## [Set problem]
Report only the number of lines in this material that include "caption".

[Stored data]

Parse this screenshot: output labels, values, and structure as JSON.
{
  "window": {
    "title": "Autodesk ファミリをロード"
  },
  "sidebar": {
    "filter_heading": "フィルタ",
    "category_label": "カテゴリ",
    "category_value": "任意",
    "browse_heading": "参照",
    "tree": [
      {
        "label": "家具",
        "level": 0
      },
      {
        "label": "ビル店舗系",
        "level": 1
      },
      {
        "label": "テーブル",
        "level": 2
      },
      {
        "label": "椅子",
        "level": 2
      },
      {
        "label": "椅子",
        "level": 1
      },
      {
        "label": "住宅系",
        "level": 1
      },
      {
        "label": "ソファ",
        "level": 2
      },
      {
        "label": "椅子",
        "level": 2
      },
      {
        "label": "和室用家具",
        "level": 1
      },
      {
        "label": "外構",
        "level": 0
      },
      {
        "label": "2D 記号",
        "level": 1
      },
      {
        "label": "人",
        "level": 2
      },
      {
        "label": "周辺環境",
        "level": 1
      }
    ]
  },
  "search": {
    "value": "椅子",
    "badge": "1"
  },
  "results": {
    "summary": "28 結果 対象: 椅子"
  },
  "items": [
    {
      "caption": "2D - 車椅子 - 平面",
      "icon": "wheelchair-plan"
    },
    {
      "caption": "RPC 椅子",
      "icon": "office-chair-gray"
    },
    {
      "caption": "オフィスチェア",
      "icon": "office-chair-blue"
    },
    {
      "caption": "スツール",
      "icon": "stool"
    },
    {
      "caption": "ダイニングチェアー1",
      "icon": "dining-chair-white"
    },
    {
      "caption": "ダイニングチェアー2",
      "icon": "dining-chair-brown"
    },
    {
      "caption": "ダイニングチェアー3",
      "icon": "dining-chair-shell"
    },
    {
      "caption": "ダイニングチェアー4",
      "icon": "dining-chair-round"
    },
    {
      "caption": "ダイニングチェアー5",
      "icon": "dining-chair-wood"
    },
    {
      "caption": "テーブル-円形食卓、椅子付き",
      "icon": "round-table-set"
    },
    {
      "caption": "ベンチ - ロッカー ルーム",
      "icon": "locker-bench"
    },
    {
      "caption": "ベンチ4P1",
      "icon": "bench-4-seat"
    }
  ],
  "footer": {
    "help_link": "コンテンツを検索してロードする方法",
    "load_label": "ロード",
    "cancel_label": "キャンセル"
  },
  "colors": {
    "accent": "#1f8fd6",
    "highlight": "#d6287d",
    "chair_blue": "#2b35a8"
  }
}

## [Answer to the problem]
12